Dataset entries:

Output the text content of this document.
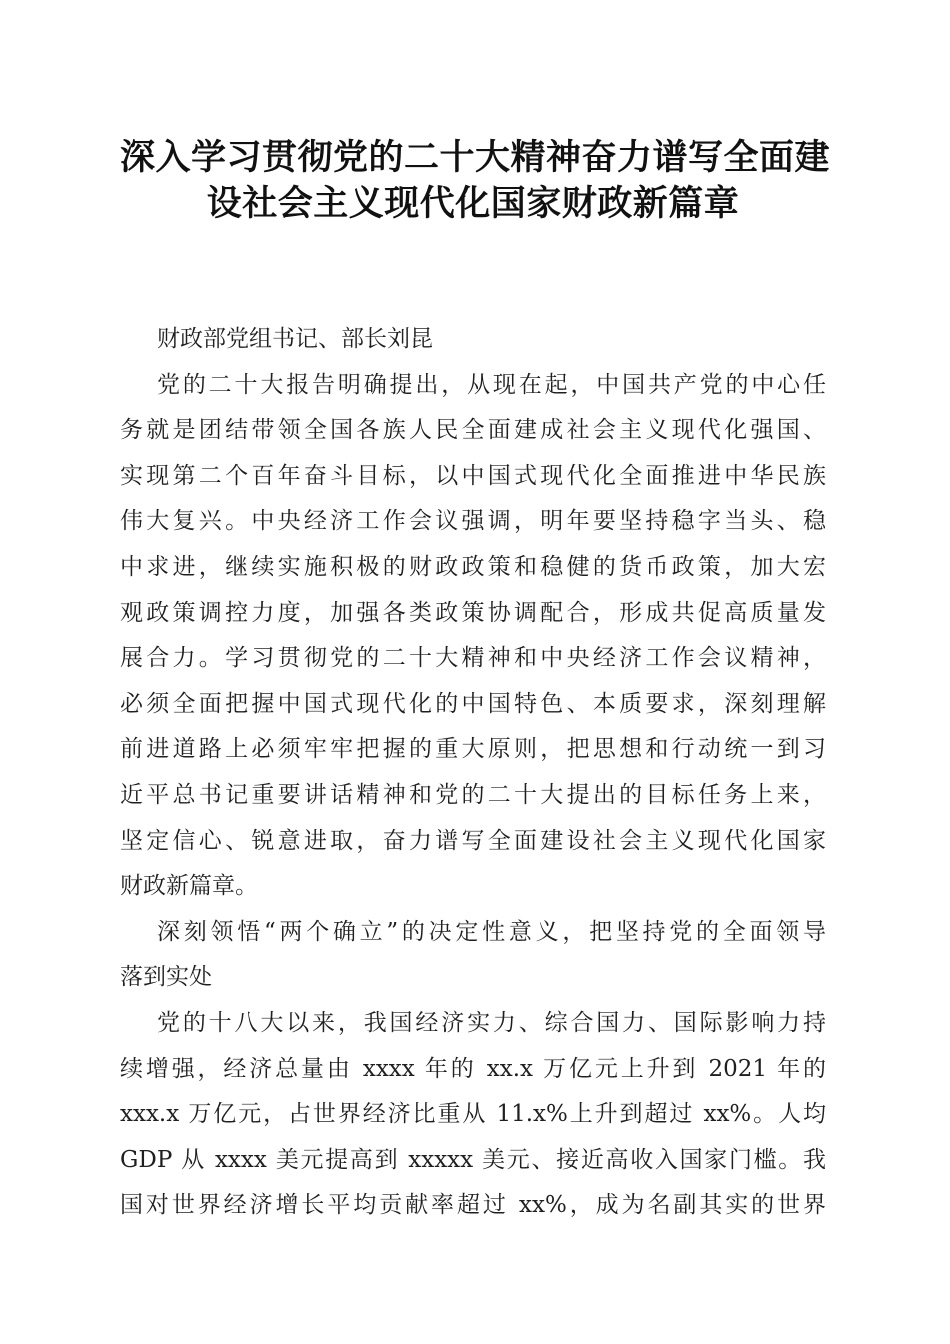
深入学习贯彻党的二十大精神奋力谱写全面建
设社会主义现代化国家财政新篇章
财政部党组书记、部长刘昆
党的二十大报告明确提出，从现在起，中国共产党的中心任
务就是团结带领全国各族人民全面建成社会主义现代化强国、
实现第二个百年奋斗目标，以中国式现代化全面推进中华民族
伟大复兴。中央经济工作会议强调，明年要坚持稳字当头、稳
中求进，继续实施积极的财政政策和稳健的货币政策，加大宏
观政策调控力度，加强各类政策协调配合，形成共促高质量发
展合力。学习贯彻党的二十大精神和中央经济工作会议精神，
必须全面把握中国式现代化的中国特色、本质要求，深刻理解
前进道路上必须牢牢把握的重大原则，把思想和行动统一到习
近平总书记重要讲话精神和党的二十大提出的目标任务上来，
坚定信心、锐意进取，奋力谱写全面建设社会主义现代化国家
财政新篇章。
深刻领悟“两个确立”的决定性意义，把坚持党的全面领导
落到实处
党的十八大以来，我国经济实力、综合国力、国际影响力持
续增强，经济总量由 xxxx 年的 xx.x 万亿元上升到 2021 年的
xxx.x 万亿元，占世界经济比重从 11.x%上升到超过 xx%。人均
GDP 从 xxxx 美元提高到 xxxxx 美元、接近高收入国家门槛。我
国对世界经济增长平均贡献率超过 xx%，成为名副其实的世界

...

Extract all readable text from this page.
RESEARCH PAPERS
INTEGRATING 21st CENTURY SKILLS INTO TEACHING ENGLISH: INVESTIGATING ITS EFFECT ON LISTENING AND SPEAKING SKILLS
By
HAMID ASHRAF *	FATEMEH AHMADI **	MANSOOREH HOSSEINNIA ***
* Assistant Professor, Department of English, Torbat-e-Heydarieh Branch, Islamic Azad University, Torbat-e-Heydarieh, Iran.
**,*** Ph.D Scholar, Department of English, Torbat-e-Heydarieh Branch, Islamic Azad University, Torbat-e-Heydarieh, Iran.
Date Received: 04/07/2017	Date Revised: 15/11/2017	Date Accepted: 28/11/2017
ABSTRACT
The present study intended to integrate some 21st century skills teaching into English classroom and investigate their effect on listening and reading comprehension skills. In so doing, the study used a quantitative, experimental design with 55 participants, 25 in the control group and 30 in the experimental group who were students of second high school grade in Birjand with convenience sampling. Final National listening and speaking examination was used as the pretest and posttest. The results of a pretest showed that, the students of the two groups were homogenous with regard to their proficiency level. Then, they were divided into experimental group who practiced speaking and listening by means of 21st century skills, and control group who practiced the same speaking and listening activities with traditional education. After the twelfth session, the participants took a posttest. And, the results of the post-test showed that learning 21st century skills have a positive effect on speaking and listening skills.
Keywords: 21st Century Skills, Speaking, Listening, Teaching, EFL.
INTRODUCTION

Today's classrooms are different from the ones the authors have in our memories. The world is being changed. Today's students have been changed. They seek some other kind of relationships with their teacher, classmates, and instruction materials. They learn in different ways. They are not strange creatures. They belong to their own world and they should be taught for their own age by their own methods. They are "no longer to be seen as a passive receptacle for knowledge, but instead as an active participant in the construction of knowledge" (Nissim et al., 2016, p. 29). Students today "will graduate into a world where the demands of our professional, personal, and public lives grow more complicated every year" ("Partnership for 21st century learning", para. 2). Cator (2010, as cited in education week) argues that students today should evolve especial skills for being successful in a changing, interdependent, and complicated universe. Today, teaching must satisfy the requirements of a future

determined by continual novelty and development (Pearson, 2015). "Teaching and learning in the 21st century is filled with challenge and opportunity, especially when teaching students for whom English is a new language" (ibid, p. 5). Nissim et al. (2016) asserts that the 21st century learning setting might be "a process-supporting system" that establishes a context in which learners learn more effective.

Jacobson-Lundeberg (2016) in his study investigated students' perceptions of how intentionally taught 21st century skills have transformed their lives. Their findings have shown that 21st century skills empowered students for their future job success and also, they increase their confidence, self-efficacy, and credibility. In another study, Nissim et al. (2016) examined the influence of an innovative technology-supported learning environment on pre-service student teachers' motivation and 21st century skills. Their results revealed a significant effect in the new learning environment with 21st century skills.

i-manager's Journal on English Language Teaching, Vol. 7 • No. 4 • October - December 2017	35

==

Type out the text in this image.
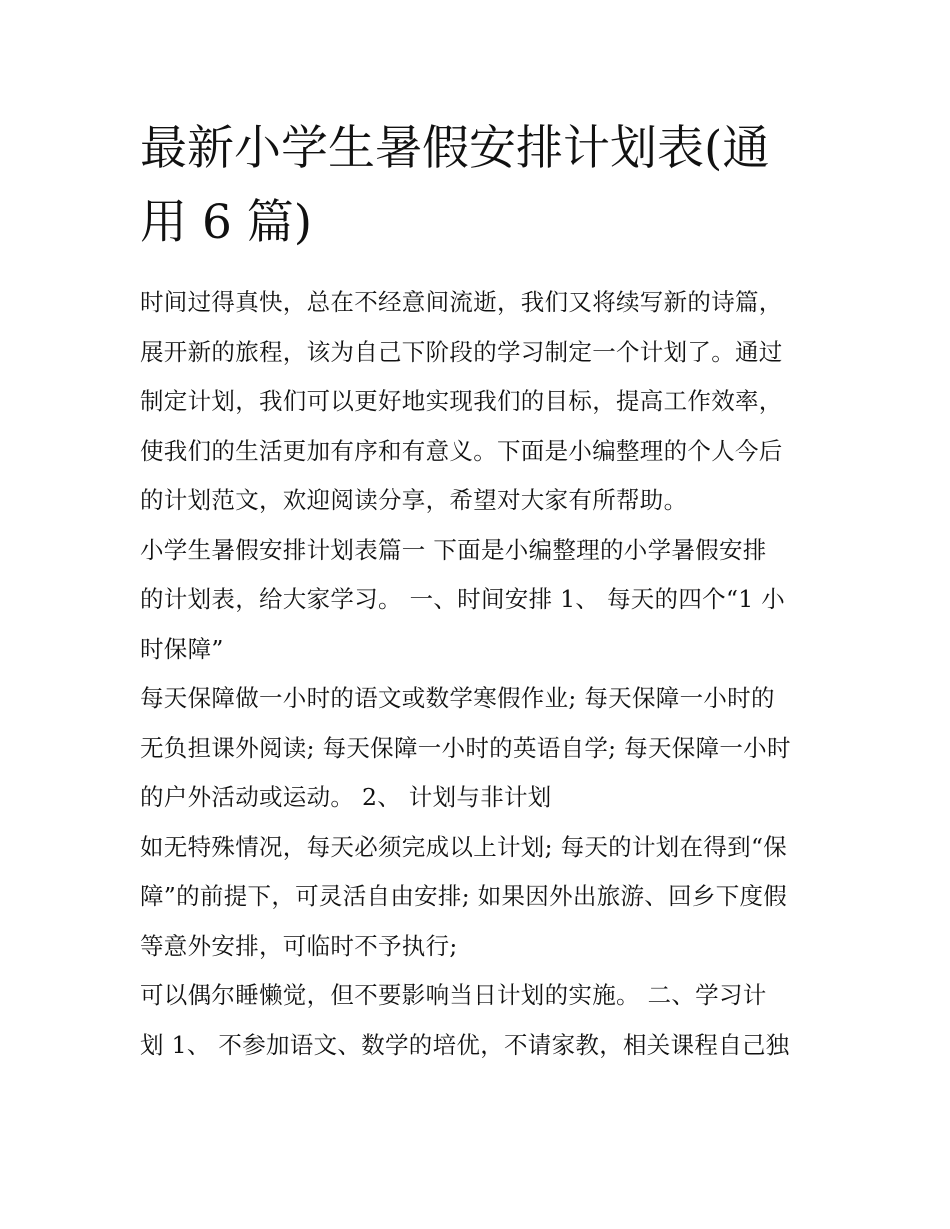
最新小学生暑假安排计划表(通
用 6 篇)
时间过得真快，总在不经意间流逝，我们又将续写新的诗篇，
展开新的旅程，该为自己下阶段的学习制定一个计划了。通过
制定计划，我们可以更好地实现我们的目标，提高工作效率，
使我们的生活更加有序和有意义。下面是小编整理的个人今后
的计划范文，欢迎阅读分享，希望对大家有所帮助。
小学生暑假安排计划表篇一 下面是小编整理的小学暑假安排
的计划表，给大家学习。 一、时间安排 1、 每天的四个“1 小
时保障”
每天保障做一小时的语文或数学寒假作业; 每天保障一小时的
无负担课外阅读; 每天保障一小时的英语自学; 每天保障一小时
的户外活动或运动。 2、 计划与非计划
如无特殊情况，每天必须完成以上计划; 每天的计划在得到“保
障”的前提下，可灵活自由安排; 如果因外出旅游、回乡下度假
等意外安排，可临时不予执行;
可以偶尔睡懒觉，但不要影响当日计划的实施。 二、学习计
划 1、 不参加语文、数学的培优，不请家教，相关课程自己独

Requirements: Check each line of the entries above for the word "results". List the ones that have it.

The output:
The present study intended to integrate some 21st century skills teaching into English classroom and investigate their effect on listening and reading comprehension skills. In so doing, the study used a quantitative, experimental design with 55 participants, 25 in the control group and 30 in the experimental group who were students of second high school grade in Birjand with convenience sampling. Final National listening and speaking examination was used as the pretest and posttest. The results of a pretest showed that, the students of the two groups were homogenous with regard to their proficiency level. Then, they were divided into experimental group who practiced speaking and listening by means of 21st century skills, and control group who practiced the same speaking and listening activities with traditional education. After the twelfth session, the participants took a posttest. And, the results of the post-test showed that learning 21st century skills have a positive effect on speaking and listening skills.
Jacobson-Lundeberg (2016) in his study investigated students' perceptions of how intentionally taught 21st century skills have transformed their lives. Their findings have shown that 21st century skills empowered students for their future job success and also, they increase their confidence, self-efficacy, and credibility. In another study, Nissim et al. (2016) examined the influence of an innovative technology-supported learning environment on pre-service student teachers' motivation and 21st century skills. Their results revealed a significant effect in the new learning environment with 21st century skills.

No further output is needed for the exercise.